(Data records)
----------------

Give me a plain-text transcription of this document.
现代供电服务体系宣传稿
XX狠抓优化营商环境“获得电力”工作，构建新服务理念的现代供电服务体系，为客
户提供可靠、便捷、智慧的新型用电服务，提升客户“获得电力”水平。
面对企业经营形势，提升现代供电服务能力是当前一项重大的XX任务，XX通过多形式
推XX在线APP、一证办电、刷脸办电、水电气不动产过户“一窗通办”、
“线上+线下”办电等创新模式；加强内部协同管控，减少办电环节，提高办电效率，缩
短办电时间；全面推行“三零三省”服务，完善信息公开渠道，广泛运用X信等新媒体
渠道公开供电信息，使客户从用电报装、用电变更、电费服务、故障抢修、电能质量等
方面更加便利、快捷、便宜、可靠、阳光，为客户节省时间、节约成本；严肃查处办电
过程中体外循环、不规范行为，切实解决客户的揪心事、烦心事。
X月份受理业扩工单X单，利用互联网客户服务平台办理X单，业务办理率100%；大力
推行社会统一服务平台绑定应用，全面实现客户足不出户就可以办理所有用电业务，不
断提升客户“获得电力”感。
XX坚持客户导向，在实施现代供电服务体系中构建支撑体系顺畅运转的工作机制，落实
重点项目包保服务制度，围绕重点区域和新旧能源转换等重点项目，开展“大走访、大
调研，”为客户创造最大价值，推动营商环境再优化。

----------------

Restate the whole of the material exactly.

Give me a plain-text transcription of this document.
现代供电服务体系宣传稿
XX狠抓优化营商环境“获得电力”工作，构建新服务理念的现代供电服务体系，为客
户提供可靠、便捷、智慧的新型用电服务，提升客户“获得电力”水平。
面对企业经营形势，提升现代供电服务能力是当前一项重大的XX任务，XX通过多形式
推XX在线APP、一证办电、刷脸办电、水电气不动产过户“一窗通办”、
“线上+线下”办电等创新模式；加强内部协同管控，减少办电环节，提高办电效率，缩
短办电时间；全面推行“三零三省”服务，完善信息公开渠道，广泛运用X信等新媒体
渠道公开供电信息，使客户从用电报装、用电变更、电费服务、故障抢修、电能质量等
方面更加便利、快捷、便宜、可靠、阳光，为客户节省时间、节约成本；严肃查处办电
过程中体外循环、不规范行为，切实解决客户的揪心事、烦心事。
X月份受理业扩工单X单，利用互联网客户服务平台办理X单，业务办理率100%；大力
推行社会统一服务平台绑定应用，全面实现客户足不出户就可以办理所有用电业务，不
断提升客户“获得电力”感。
XX坚持客户导向，在实施现代供电服务体系中构建支撑体系顺畅运转的工作机制，落实
重点项目包保服务制度，围绕重点区域和新旧能源转换等重点项目，开展“大走访、大
调研，”为客户创造最大价值，推动营商环境再优化。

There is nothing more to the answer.